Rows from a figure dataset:
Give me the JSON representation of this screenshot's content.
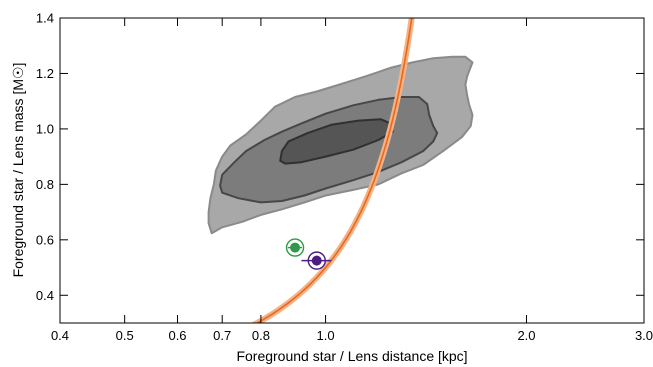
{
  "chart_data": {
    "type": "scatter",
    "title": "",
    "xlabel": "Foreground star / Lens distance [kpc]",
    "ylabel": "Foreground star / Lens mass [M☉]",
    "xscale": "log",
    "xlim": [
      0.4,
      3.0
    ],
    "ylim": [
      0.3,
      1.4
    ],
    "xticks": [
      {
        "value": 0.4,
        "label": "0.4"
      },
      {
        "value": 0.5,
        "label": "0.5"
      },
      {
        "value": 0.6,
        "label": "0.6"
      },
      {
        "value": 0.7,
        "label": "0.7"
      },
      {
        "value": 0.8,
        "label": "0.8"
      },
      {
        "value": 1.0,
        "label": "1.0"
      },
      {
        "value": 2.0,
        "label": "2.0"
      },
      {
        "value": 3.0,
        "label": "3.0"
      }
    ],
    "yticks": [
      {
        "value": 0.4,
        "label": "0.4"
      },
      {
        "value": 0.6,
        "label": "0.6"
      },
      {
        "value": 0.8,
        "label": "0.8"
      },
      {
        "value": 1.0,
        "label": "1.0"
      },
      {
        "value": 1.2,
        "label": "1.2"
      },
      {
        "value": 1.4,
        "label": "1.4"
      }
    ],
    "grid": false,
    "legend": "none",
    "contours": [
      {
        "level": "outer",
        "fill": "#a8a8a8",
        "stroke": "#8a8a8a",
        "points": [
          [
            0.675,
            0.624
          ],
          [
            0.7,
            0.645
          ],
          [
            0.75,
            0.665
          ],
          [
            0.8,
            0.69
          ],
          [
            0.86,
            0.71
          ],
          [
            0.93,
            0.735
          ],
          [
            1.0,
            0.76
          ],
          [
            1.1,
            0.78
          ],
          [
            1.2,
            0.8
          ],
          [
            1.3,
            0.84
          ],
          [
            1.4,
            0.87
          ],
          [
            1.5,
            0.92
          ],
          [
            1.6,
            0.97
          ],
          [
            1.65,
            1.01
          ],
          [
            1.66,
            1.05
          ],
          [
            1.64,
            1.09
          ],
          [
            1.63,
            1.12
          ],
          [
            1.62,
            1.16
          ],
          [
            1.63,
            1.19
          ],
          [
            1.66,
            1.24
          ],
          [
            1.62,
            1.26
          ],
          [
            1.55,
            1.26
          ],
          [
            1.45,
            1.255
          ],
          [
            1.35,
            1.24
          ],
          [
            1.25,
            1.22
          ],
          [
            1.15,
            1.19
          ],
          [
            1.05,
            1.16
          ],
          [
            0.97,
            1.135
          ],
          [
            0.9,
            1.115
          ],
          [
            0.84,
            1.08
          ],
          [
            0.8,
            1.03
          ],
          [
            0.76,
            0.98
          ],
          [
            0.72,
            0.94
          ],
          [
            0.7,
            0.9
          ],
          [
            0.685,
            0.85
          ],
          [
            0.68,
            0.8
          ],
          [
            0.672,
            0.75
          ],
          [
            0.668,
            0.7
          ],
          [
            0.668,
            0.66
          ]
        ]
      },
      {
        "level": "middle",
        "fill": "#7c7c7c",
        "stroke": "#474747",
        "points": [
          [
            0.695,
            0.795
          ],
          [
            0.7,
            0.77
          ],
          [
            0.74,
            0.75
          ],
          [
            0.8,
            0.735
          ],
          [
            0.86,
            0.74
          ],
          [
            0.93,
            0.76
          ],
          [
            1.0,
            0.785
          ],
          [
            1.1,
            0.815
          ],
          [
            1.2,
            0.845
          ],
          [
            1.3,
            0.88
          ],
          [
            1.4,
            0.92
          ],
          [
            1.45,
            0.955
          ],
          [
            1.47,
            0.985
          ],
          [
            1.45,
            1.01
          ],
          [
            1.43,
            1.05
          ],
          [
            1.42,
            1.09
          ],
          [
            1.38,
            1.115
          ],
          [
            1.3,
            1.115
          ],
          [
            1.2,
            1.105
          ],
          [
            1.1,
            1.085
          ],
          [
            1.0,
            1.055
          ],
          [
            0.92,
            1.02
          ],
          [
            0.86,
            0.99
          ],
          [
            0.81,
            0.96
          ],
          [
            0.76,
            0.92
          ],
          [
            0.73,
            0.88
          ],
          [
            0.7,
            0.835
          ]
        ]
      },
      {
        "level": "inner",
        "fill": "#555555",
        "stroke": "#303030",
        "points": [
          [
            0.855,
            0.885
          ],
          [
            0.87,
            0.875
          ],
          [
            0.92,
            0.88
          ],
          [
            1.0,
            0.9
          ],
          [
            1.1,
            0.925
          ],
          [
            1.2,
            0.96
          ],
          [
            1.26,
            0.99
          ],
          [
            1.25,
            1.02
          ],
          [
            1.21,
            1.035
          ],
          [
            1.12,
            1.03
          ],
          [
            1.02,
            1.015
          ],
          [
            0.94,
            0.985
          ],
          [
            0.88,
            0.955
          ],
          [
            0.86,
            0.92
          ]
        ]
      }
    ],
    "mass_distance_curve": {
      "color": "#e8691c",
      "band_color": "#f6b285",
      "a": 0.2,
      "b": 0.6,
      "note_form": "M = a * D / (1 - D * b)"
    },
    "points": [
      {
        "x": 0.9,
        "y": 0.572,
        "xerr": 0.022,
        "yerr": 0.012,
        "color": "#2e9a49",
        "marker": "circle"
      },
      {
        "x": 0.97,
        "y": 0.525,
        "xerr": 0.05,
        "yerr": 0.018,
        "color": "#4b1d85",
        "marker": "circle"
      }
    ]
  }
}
* * *
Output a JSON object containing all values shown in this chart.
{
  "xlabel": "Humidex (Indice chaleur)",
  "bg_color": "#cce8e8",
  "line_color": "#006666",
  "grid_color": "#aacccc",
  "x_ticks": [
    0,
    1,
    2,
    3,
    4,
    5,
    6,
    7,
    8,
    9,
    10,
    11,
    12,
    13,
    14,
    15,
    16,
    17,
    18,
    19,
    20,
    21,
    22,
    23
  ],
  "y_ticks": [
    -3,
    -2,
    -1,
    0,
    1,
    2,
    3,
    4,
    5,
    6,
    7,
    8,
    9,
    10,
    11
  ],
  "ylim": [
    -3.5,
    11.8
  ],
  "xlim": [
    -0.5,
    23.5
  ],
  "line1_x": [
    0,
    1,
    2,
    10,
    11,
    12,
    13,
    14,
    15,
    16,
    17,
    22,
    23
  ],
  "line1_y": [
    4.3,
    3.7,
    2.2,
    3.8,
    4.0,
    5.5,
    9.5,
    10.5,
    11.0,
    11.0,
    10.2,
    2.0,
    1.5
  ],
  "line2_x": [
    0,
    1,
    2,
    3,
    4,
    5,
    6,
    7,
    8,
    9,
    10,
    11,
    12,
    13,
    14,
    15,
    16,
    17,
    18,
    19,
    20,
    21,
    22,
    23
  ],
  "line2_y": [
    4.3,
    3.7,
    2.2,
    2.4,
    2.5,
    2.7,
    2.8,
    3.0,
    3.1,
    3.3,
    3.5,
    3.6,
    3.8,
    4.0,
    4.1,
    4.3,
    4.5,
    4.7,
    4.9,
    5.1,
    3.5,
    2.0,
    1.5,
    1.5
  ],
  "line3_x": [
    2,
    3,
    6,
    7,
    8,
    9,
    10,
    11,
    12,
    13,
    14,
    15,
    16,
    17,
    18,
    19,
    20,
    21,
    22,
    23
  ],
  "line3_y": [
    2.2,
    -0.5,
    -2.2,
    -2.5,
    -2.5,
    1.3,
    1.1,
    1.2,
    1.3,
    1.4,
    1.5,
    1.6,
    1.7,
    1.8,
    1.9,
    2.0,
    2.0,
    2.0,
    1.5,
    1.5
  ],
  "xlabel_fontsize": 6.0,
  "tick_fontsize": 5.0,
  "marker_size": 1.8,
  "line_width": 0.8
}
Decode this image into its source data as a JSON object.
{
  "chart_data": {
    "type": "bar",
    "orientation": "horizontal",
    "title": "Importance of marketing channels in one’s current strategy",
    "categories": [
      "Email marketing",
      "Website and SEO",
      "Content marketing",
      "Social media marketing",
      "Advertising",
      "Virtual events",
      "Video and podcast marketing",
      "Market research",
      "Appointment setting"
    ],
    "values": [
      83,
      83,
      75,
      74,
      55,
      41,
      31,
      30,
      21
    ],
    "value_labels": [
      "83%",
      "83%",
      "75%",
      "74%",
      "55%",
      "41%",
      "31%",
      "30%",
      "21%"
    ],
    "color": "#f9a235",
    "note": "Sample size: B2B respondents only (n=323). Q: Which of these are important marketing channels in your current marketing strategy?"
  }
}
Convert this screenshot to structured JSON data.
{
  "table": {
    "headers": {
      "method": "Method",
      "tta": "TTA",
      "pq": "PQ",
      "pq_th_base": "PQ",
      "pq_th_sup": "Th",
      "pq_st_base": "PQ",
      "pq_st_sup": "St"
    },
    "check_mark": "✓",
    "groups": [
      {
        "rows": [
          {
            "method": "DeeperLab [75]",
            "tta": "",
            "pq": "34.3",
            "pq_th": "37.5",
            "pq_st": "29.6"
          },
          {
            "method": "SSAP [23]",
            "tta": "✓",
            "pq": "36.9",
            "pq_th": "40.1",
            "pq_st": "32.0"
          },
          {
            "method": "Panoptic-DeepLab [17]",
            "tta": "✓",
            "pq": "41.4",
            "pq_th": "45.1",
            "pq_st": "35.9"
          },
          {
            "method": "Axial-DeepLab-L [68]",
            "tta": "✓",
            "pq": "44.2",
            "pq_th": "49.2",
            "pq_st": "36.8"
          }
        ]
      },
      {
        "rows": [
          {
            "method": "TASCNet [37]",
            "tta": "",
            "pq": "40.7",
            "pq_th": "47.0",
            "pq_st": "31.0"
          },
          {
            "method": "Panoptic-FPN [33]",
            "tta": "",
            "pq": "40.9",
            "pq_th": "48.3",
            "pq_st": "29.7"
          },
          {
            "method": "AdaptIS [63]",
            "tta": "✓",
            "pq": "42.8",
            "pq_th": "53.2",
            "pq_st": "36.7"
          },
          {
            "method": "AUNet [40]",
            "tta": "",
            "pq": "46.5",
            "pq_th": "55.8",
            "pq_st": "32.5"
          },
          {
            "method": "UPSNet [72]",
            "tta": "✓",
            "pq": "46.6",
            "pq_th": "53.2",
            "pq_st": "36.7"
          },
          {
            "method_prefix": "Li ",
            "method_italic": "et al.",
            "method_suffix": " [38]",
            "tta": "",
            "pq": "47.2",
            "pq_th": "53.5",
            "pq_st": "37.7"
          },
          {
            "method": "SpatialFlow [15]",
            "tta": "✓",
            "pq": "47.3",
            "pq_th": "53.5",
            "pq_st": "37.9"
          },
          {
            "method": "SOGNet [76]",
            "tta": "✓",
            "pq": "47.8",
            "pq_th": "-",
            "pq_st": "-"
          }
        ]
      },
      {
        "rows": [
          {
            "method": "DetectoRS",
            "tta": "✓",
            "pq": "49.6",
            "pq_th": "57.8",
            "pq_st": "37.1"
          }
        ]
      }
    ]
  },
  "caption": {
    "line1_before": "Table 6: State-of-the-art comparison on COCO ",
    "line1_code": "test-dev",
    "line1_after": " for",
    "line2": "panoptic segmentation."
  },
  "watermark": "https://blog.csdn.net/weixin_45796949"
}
--
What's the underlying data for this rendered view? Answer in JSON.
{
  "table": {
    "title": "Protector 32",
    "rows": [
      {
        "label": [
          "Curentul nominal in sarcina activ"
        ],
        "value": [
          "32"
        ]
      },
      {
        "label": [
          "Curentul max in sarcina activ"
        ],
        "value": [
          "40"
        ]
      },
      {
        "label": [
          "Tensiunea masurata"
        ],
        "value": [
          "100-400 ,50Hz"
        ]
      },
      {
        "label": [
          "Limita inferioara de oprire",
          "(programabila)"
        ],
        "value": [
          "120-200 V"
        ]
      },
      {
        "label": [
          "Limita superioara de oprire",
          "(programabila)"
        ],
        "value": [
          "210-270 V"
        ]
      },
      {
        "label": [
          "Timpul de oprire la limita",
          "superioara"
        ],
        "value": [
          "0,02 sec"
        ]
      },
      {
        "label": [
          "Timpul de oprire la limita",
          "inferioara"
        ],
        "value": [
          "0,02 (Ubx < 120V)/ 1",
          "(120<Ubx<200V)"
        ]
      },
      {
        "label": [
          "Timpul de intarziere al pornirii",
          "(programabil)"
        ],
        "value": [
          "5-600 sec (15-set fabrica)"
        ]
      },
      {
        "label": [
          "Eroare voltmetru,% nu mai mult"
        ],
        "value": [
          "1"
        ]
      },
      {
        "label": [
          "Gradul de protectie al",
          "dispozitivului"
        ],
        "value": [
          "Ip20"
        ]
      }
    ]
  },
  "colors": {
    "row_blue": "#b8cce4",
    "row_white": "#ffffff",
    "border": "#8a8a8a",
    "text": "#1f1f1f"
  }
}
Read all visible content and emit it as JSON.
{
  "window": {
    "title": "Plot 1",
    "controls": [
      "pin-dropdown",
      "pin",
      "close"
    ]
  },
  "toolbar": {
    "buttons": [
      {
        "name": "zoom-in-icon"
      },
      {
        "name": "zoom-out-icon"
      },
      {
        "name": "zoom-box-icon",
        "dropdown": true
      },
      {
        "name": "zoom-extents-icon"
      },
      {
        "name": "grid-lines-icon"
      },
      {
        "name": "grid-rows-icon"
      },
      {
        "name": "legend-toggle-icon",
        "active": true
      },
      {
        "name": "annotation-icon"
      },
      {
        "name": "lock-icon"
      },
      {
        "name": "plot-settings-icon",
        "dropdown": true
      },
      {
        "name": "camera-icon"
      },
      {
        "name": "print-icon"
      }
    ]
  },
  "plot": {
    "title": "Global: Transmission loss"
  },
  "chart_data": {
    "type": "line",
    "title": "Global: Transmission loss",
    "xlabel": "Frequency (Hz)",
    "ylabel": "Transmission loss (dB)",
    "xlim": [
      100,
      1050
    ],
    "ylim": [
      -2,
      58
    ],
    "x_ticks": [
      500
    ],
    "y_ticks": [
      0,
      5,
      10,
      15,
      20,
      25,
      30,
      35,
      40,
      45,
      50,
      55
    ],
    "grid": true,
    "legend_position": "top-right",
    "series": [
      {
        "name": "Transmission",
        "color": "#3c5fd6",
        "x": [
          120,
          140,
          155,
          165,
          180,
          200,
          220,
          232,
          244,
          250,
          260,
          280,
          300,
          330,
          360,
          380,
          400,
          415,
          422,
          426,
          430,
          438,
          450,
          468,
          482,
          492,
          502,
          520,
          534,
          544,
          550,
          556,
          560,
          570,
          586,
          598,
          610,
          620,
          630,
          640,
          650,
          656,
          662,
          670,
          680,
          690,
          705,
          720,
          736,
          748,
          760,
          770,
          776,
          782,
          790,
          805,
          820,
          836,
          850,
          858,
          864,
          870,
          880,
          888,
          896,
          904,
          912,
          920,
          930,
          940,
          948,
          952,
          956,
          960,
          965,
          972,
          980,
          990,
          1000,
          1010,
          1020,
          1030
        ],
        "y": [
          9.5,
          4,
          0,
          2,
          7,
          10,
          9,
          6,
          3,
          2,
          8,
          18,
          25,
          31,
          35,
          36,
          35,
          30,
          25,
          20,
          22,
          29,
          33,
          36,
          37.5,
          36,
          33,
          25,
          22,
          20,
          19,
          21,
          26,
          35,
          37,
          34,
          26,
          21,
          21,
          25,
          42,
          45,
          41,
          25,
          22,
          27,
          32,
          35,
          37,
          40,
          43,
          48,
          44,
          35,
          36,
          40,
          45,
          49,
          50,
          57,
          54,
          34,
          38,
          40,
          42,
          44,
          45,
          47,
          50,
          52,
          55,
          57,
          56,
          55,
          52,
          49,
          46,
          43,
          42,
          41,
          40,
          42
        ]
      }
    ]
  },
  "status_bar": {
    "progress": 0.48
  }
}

■ REQUIREMENT:
From the material above, copy each line that includes the word "level".

■ OUTPUT BELOW:
        "level": "outer",
        "level": "middle",
        "level": "inner",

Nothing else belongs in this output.